┌─ SUPPLIED MATERIAL
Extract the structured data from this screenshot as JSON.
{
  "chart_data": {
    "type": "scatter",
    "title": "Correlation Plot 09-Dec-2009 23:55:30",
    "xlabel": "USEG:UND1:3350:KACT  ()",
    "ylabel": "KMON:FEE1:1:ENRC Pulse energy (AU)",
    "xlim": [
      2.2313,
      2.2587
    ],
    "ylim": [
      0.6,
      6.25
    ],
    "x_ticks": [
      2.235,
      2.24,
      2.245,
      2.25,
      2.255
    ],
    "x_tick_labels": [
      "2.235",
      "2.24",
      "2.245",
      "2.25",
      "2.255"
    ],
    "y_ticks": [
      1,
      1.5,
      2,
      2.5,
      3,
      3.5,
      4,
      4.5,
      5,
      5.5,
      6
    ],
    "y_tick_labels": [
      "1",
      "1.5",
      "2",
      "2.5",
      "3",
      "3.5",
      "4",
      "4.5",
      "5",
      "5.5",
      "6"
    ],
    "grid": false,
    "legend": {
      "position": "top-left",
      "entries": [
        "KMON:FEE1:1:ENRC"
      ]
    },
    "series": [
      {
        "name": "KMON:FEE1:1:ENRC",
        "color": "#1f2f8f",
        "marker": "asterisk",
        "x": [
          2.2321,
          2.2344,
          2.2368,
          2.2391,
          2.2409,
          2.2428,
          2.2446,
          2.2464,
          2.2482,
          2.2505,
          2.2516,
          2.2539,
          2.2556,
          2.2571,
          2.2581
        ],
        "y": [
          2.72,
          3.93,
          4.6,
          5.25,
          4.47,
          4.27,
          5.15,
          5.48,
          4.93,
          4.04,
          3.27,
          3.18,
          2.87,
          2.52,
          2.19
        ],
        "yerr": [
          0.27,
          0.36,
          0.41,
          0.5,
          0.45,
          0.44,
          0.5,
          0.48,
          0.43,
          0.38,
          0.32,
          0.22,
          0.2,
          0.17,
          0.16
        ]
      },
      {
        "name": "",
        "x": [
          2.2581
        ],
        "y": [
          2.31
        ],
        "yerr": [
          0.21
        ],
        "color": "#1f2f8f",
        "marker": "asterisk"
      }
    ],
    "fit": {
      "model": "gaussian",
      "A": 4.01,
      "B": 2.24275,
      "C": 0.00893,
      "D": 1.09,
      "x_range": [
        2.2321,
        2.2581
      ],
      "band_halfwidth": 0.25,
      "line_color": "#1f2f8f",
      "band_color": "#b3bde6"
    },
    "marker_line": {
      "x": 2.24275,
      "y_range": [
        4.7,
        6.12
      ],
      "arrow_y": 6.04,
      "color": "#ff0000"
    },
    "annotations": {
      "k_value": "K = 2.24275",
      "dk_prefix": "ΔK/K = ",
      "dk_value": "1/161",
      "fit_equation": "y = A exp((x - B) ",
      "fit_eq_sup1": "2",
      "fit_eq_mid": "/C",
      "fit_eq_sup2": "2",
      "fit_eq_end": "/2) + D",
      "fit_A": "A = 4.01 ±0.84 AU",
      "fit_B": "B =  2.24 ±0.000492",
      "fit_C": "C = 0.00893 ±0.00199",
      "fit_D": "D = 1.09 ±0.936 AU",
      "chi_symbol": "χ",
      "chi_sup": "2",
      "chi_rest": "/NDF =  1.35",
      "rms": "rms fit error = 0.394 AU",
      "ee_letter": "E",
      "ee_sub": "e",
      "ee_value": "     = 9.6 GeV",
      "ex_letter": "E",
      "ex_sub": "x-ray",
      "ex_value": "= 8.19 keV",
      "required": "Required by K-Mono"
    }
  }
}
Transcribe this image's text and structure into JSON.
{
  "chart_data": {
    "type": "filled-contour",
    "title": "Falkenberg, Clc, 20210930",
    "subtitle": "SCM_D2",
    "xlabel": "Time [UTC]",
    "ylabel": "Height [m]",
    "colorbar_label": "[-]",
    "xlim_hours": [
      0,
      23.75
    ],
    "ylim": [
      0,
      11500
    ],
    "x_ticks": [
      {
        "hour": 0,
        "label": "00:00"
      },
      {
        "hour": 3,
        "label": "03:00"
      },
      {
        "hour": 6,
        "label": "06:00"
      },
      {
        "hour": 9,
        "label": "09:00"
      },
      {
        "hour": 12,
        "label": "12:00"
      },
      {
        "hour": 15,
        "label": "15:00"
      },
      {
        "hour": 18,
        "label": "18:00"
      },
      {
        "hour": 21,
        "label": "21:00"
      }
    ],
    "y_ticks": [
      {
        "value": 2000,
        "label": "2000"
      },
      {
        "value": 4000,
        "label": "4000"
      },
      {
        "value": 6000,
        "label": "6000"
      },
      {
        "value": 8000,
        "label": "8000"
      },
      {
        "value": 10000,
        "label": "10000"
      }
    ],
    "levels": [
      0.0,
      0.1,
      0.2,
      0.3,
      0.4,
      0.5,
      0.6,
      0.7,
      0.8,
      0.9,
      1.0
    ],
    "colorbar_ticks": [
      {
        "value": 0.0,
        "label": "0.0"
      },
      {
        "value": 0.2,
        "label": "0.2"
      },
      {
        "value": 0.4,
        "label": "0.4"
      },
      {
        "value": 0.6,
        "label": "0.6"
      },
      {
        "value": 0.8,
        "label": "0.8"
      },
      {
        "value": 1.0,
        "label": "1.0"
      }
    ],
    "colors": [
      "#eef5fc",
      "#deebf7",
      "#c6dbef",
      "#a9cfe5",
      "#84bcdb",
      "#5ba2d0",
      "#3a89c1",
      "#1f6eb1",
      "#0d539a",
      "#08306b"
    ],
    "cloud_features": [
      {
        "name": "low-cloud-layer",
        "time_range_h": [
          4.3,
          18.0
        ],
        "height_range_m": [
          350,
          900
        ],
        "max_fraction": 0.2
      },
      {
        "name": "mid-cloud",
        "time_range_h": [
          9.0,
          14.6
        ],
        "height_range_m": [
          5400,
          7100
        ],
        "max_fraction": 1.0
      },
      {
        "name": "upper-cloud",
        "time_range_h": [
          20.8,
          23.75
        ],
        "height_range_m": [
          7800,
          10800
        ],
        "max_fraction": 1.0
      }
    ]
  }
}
└─
WRITTEN EXERCISE: Give back all the data exactly as written.

CORRECT RESPONSE:
Extract the structured data from this screenshot as JSON.
{
  "chart_data": {
    "type": "scatter",
    "title": "Correlation Plot 09-Dec-2009 23:55:30",
    "xlabel": "USEG:UND1:3350:KACT  ()",
    "ylabel": "KMON:FEE1:1:ENRC Pulse energy (AU)",
    "xlim": [
      2.2313,
      2.2587
    ],
    "ylim": [
      0.6,
      6.25
    ],
    "x_ticks": [
      2.235,
      2.24,
      2.245,
      2.25,
      2.255
    ],
    "x_tick_labels": [
      "2.235",
      "2.24",
      "2.245",
      "2.25",
      "2.255"
    ],
    "y_ticks": [
      1,
      1.5,
      2,
      2.5,
      3,
      3.5,
      4,
      4.5,
      5,
      5.5,
      6
    ],
    "y_tick_labels": [
      "1",
      "1.5",
      "2",
      "2.5",
      "3",
      "3.5",
      "4",
      "4.5",
      "5",
      "5.5",
      "6"
    ],
    "grid": false,
    "legend": {
      "position": "top-left",
      "entries": [
        "KMON:FEE1:1:ENRC"
      ]
    },
    "series": [
      {
        "name": "KMON:FEE1:1:ENRC",
        "color": "#1f2f8f",
        "marker": "asterisk",
        "x": [
          2.2321,
          2.2344,
          2.2368,
          2.2391,
          2.2409,
          2.2428,
          2.2446,
          2.2464,
          2.2482,
          2.2505,
          2.2516,
          2.2539,
          2.2556,
          2.2571,
          2.2581
        ],
        "y": [
          2.72,
          3.93,
          4.6,
          5.25,
          4.47,
          4.27,
          5.15,
          5.48,
          4.93,
          4.04,
          3.27,
          3.18,
          2.87,
          2.52,
          2.19
        ],
        "yerr": [
          0.27,
          0.36,
          0.41,
          0.5,
          0.45,
          0.44,
          0.5,
          0.48,
          0.43,
          0.38,
          0.32,
          0.22,
          0.2,
          0.17,
          0.16
        ]
      },
      {
        "name": "",
        "x": [
          2.2581
        ],
        "y": [
          2.31
        ],
        "yerr": [
          0.21
        ],
        "color": "#1f2f8f",
        "marker": "asterisk"
      }
    ],
    "fit": {
      "model": "gaussian",
      "A": 4.01,
      "B": 2.24275,
      "C": 0.00893,
      "D": 1.09,
      "x_range": [
        2.2321,
        2.2581
      ],
      "band_halfwidth": 0.25,
      "line_color": "#1f2f8f",
      "band_color": "#b3bde6"
    },
    "marker_line": {
      "x": 2.24275,
      "y_range": [
        4.7,
        6.12
      ],
      "arrow_y": 6.04,
      "color": "#ff0000"
    },
    "annotations": {
      "k_value": "K = 2.24275",
      "dk_prefix": "ΔK/K = ",
      "dk_value": "1/161",
      "fit_equation": "y = A exp((x - B) ",
      "fit_eq_sup1": "2",
      "fit_eq_mid": "/C",
      "fit_eq_sup2": "2",
      "fit_eq_end": "/2) + D",
      "fit_A": "A = 4.01 ±0.84 AU",
      "fit_B": "B =  2.24 ±0.000492",
      "fit_C": "C = 0.00893 ±0.00199",
      "fit_D": "D = 1.09 ±0.936 AU",
      "chi_symbol": "χ",
      "chi_sup": "2",
      "chi_rest": "/NDF =  1.35",
      "rms": "rms fit error = 0.394 AU",
      "ee_letter": "E",
      "ee_sub": "e",
      "ee_value": "     = 9.6 GeV",
      "ex_letter": "E",
      "ex_sub": "x-ray",
      "ex_value": "= 8.19 keV",
      "required": "Required by K-Mono"
    }
  }
}
Transcribe this image's text and structure into JSON.
{
  "chart_data": {
    "type": "filled-contour",
    "title": "Falkenberg, Clc, 20210930",
    "subtitle": "SCM_D2",
    "xlabel": "Time [UTC]",
    "ylabel": "Height [m]",
    "colorbar_label": "[-]",
    "xlim_hours": [
      0,
      23.75
    ],
    "ylim": [
      0,
      11500
    ],
    "x_ticks": [
      {
        "hour": 0,
        "label": "00:00"
      },
      {
        "hour": 3,
        "label": "03:00"
      },
      {
        "hour": 6,
        "label": "06:00"
      },
      {
        "hour": 9,
        "label": "09:00"
      },
      {
        "hour": 12,
        "label": "12:00"
      },
      {
        "hour": 15,
        "label": "15:00"
      },
      {
        "hour": 18,
        "label": "18:00"
      },
      {
        "hour": 21,
        "label": "21:00"
      }
    ],
    "y_ticks": [
      {
        "value": 2000,
        "label": "2000"
      },
      {
        "value": 4000,
        "label": "4000"
      },
      {
        "value": 6000,
        "label": "6000"
      },
      {
        "value": 8000,
        "label": "8000"
      },
      {
        "value": 10000,
        "label": "10000"
      }
    ],
    "levels": [
      0.0,
      0.1,
      0.2,
      0.3,
      0.4,
      0.5,
      0.6,
      0.7,
      0.8,
      0.9,
      1.0
    ],
    "colorbar_ticks": [
      {
        "value": 0.0,
        "label": "0.0"
      },
      {
        "value": 0.2,
        "label": "0.2"
      },
      {
        "value": 0.4,
        "label": "0.4"
      },
      {
        "value": 0.6,
        "label": "0.6"
      },
      {
        "value": 0.8,
        "label": "0.8"
      },
      {
        "value": 1.0,
        "label": "1.0"
      }
    ],
    "colors": [
      "#eef5fc",
      "#deebf7",
      "#c6dbef",
      "#a9cfe5",
      "#84bcdb",
      "#5ba2d0",
      "#3a89c1",
      "#1f6eb1",
      "#0d539a",
      "#08306b"
    ],
    "cloud_features": [
      {
        "name": "low-cloud-layer",
        "time_range_h": [
          4.3,
          18.0
        ],
        "height_range_m": [
          350,
          900
        ],
        "max_fraction": 0.2
      },
      {
        "name": "mid-cloud",
        "time_range_h": [
          9.0,
          14.6
        ],
        "height_range_m": [
          5400,
          7100
        ],
        "max_fraction": 1.0
      },
      {
        "name": "upper-cloud",
        "time_range_h": [
          20.8,
          23.75
        ],
        "height_range_m": [
          7800,
          10800
        ],
        "max_fraction": 1.0
      }
    ]
  }
}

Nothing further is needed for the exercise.